--- start of Exercise materials ---

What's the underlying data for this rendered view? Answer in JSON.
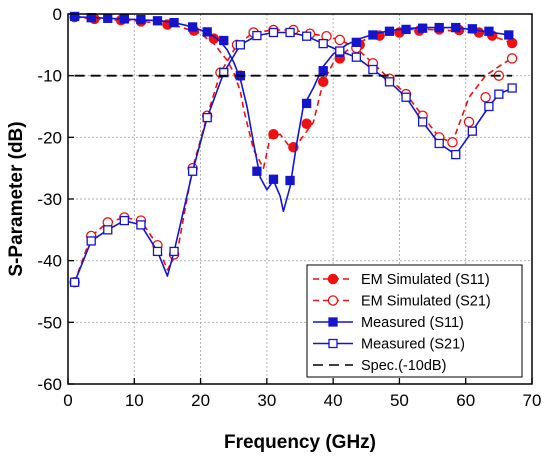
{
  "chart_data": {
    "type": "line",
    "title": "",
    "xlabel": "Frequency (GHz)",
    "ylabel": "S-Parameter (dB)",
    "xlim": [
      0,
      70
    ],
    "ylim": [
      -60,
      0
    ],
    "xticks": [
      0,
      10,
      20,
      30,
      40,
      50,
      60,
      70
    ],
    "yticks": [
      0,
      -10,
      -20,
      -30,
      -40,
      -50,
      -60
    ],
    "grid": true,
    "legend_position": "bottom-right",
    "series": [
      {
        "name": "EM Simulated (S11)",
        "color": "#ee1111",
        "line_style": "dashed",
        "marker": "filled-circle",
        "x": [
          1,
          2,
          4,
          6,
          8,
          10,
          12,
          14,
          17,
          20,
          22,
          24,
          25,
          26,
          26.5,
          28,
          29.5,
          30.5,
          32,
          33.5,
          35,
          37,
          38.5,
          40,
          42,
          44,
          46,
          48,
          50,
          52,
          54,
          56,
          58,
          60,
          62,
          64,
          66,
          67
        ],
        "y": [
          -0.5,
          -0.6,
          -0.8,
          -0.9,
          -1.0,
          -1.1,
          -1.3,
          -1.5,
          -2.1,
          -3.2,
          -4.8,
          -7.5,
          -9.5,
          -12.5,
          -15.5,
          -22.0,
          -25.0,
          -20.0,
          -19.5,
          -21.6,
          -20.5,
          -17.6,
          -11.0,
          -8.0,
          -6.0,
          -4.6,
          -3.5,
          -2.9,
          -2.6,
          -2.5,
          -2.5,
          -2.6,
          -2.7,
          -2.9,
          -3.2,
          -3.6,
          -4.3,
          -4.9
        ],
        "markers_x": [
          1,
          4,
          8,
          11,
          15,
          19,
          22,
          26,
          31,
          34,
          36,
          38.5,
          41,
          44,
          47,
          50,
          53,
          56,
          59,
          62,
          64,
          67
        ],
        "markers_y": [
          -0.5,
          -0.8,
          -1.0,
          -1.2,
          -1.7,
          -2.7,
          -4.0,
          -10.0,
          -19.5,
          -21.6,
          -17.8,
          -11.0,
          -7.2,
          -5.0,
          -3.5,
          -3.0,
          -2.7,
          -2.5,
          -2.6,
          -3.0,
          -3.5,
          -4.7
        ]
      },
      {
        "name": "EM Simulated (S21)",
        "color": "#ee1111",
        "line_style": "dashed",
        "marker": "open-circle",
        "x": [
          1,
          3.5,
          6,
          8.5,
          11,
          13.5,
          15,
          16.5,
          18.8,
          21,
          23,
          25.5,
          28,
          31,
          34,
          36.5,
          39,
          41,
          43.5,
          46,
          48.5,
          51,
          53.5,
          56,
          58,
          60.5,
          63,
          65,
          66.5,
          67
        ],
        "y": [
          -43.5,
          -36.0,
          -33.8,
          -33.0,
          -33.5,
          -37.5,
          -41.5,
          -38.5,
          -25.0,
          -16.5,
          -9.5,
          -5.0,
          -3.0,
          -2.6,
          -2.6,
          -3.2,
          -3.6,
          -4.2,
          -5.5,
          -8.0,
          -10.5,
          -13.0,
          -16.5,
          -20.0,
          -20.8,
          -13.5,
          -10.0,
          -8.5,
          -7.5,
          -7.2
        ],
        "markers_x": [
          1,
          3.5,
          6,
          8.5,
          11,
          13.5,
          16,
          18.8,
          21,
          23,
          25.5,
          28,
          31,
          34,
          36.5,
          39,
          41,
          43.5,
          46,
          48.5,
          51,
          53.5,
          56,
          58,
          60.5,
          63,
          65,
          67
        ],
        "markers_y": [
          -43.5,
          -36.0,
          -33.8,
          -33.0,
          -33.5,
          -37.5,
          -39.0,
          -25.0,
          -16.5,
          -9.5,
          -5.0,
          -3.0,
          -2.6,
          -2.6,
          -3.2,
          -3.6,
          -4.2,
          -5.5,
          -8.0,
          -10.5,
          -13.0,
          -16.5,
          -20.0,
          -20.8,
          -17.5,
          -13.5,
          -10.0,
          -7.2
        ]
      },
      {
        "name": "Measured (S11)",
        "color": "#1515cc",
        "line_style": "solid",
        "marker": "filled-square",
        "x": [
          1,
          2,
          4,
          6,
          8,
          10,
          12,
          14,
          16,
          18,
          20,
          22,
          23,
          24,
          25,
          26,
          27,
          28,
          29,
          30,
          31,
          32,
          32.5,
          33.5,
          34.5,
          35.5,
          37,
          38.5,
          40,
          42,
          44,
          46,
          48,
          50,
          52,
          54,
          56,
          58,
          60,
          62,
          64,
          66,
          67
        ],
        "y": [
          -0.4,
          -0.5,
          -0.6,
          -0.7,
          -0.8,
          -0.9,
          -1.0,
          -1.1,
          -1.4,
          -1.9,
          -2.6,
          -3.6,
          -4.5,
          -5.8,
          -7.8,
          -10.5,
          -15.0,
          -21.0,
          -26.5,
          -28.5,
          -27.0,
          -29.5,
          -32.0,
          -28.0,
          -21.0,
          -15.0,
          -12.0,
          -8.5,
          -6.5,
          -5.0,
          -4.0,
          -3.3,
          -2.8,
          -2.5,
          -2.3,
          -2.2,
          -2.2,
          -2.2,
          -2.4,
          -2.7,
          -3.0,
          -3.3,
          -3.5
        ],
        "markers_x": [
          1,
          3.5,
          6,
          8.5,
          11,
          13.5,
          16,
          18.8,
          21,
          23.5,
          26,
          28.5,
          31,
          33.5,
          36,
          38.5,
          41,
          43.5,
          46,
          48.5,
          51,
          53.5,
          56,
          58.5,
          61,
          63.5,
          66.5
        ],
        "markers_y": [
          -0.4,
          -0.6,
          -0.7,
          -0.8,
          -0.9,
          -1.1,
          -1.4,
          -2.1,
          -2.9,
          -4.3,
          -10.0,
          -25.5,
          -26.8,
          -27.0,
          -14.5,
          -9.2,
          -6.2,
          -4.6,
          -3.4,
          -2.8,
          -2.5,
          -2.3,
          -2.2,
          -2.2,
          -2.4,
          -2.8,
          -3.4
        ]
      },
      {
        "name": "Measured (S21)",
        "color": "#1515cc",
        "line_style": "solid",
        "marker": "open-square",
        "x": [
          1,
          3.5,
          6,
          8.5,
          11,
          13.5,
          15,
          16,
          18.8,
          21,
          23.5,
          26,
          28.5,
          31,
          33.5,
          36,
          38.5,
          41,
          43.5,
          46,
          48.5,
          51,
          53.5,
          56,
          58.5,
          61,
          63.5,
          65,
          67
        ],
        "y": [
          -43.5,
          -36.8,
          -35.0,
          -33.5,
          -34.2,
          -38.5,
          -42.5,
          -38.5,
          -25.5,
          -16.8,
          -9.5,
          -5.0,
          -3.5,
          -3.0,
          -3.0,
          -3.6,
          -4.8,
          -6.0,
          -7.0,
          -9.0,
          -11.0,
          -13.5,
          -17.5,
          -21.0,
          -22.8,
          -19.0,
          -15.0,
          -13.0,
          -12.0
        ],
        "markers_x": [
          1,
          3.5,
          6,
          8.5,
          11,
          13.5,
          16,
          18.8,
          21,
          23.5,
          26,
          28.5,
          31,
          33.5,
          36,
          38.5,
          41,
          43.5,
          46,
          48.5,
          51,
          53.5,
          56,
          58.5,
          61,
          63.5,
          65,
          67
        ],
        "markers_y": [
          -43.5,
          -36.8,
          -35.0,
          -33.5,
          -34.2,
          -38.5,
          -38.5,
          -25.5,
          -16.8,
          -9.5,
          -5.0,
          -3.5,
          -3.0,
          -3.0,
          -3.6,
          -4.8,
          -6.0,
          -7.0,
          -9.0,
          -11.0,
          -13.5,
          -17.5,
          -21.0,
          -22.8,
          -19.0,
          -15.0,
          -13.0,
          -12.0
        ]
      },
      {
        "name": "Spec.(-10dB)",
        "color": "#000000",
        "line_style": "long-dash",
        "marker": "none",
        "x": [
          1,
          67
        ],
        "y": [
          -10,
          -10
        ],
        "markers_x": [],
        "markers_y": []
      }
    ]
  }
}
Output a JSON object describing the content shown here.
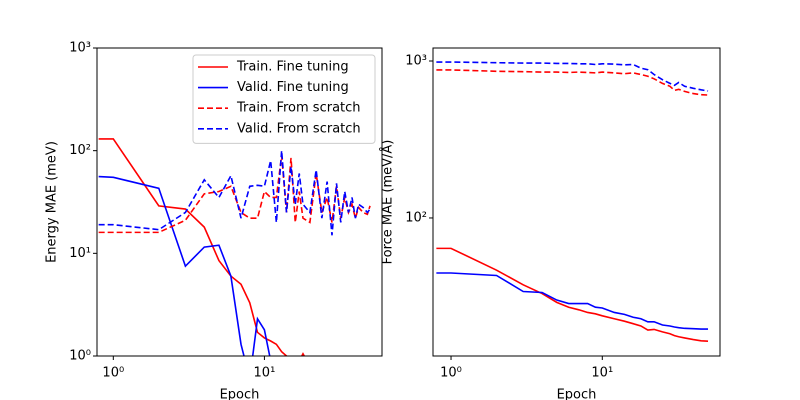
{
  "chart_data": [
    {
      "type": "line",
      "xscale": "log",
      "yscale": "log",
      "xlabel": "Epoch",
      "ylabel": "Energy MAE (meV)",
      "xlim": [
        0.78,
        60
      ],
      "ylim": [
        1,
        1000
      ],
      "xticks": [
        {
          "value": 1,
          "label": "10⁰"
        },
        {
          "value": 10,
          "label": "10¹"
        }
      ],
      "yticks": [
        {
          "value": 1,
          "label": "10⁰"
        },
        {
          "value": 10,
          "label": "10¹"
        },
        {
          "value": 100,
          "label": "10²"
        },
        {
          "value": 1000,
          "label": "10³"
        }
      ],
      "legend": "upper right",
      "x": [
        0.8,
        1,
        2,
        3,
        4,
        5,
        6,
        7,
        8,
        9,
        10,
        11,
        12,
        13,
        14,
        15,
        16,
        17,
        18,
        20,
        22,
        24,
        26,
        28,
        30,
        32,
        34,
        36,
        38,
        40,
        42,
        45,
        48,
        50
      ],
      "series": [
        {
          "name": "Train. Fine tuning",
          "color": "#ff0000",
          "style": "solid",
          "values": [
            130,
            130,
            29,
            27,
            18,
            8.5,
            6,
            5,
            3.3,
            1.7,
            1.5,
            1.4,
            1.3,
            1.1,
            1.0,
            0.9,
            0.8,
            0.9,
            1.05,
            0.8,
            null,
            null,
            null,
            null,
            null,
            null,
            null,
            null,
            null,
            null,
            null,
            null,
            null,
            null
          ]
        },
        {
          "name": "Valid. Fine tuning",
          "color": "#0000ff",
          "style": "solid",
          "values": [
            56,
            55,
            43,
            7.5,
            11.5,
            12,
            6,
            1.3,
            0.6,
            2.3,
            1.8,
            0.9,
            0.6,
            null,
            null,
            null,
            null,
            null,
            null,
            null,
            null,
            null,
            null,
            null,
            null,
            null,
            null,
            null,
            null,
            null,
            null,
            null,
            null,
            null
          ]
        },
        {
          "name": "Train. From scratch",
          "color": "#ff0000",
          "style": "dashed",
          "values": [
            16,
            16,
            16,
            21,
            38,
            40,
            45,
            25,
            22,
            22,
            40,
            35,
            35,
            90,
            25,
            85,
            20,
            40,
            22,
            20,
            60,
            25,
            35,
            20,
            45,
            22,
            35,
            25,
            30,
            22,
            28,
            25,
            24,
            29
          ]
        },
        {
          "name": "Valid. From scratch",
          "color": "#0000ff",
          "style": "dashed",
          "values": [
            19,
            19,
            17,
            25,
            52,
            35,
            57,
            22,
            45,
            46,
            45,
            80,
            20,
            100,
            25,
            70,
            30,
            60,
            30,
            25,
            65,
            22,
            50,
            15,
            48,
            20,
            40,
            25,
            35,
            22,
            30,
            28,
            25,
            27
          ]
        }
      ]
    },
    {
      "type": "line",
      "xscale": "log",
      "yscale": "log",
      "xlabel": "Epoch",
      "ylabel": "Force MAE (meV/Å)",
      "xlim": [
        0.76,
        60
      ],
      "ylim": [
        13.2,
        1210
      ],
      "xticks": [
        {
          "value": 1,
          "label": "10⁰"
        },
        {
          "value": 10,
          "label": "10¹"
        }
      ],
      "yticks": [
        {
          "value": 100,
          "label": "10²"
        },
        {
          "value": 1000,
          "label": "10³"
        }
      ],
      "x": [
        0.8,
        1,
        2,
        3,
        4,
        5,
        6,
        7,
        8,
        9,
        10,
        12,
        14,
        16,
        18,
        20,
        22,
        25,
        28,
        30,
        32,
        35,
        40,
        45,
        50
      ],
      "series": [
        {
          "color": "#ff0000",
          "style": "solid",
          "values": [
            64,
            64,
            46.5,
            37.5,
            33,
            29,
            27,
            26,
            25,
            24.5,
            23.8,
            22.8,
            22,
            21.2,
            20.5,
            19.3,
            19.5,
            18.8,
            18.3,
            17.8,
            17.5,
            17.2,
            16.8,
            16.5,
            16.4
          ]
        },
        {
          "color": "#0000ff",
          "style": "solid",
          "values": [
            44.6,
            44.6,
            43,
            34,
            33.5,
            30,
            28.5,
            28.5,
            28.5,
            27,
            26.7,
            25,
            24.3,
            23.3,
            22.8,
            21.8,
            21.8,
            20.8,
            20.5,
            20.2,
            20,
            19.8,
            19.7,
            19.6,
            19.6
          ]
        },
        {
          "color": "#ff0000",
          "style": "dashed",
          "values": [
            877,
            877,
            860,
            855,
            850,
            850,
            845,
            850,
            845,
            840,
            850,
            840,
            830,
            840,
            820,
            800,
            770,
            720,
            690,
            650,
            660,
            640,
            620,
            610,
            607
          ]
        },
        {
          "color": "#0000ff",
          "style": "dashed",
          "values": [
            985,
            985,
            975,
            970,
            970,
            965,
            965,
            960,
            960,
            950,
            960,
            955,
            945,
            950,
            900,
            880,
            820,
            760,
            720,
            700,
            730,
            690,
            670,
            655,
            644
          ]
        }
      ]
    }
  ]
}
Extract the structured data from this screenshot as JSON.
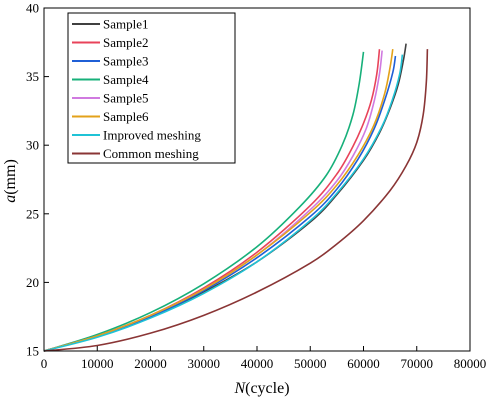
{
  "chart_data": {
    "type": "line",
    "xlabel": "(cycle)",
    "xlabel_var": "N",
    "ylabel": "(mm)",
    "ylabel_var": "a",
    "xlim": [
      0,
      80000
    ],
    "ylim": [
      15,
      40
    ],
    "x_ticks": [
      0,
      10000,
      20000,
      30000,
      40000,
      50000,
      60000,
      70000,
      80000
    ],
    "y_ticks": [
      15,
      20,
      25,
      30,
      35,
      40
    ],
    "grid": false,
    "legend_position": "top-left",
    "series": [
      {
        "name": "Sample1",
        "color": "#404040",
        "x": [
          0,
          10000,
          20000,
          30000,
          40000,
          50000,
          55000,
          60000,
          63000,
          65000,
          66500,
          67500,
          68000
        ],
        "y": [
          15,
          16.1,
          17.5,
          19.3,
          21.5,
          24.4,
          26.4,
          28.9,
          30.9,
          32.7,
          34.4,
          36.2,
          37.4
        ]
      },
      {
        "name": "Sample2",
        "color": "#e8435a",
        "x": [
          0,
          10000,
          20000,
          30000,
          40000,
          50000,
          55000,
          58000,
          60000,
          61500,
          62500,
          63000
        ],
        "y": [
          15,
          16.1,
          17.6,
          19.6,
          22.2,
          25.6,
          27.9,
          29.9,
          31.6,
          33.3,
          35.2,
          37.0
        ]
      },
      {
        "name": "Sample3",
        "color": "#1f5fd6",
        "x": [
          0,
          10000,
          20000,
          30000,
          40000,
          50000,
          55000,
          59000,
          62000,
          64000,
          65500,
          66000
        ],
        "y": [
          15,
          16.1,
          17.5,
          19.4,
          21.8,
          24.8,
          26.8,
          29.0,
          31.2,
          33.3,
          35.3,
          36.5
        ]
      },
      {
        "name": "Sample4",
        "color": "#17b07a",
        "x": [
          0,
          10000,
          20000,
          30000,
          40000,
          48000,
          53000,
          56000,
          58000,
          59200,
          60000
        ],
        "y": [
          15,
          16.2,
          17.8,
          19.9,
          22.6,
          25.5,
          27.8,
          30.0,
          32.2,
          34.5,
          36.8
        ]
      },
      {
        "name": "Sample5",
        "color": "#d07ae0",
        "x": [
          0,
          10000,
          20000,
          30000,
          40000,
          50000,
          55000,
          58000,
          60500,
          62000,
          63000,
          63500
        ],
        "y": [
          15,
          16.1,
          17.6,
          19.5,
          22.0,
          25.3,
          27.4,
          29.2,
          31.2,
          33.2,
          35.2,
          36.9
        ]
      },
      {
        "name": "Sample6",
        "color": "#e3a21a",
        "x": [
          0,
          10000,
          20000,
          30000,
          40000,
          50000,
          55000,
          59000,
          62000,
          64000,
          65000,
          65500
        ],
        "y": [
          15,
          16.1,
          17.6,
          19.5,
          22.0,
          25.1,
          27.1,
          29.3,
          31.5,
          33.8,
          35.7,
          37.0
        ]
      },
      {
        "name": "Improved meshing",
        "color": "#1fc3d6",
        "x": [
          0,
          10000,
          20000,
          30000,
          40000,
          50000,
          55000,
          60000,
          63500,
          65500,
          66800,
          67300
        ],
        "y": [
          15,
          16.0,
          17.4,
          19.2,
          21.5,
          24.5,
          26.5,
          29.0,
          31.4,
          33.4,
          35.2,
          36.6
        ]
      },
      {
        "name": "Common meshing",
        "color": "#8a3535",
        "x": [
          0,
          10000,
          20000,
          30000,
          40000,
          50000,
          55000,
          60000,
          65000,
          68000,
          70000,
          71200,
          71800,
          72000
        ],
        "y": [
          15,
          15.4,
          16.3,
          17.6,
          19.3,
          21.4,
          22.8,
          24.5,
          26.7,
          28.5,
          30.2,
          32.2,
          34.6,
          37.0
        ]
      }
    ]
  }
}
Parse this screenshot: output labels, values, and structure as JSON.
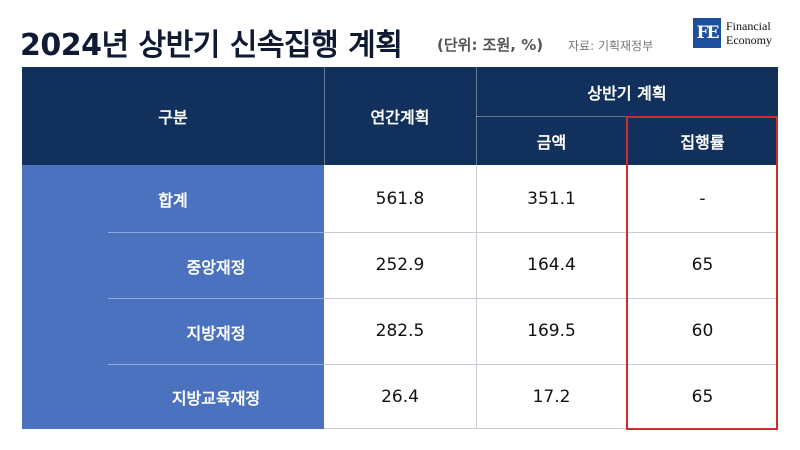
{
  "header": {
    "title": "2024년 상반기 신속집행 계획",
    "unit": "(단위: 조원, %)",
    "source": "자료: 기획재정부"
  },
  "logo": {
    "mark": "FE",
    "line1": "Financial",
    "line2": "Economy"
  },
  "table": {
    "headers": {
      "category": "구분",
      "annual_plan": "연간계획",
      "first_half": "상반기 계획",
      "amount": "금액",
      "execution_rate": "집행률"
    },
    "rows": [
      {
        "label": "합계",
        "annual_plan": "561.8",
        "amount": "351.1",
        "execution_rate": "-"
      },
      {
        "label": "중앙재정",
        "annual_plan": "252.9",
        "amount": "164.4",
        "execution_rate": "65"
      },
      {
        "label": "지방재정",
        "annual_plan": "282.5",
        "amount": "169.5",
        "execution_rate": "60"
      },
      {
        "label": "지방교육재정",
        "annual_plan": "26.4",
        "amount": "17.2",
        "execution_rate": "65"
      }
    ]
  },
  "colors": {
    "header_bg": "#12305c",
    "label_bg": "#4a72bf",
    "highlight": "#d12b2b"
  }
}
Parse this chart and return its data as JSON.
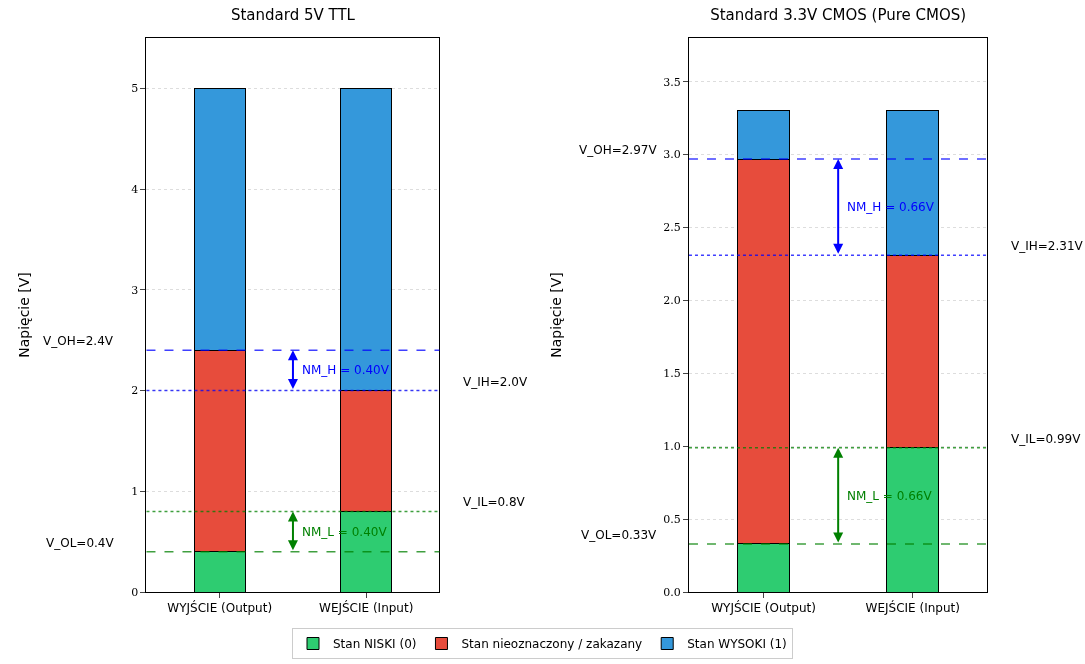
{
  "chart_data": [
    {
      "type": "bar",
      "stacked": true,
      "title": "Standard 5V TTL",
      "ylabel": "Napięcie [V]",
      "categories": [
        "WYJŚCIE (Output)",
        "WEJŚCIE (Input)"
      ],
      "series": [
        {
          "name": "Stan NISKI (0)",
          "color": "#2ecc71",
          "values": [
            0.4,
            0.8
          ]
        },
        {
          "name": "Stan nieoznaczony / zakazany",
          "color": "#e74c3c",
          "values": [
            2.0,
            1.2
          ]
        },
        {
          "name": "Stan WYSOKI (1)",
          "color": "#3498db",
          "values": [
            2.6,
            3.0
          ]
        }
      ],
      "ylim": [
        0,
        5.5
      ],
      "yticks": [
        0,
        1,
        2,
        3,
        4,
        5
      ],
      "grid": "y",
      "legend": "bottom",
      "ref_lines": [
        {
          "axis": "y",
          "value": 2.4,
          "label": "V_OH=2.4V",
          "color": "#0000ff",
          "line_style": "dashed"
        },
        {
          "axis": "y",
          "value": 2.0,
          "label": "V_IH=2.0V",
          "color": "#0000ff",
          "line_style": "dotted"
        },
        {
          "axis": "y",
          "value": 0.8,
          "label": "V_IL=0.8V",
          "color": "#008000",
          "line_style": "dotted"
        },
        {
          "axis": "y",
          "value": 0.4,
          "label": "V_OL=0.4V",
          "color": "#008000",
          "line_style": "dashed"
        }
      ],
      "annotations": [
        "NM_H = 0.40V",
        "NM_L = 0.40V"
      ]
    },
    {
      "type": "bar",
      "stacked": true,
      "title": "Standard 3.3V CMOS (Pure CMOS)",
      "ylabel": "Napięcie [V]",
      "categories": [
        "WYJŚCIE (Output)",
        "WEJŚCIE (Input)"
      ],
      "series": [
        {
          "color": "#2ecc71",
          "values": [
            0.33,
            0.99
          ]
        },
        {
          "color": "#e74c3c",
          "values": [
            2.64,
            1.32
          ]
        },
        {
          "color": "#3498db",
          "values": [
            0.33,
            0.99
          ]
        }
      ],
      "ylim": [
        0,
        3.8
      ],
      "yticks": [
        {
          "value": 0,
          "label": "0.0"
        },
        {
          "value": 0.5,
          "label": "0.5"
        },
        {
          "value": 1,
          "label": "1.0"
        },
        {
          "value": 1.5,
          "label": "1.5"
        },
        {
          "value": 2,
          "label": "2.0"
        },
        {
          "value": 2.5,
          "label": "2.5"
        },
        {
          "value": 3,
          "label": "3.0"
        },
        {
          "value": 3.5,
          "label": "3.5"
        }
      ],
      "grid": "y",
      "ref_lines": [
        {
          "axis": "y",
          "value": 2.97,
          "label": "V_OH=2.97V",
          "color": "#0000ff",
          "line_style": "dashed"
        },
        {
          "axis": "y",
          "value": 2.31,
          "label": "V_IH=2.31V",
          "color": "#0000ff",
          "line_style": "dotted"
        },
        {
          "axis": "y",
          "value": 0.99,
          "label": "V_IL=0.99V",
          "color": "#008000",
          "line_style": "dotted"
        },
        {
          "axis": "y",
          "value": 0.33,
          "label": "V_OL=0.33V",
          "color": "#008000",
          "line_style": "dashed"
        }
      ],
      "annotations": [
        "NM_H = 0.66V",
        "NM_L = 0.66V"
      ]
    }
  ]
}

--- end of Exercise materials ---

Aim of the exercise: Show all lines from the records above where the word "Train" occurs.

Exercise result:
          "name": "Train. Fine tuning",
          "name": "Train. From scratch",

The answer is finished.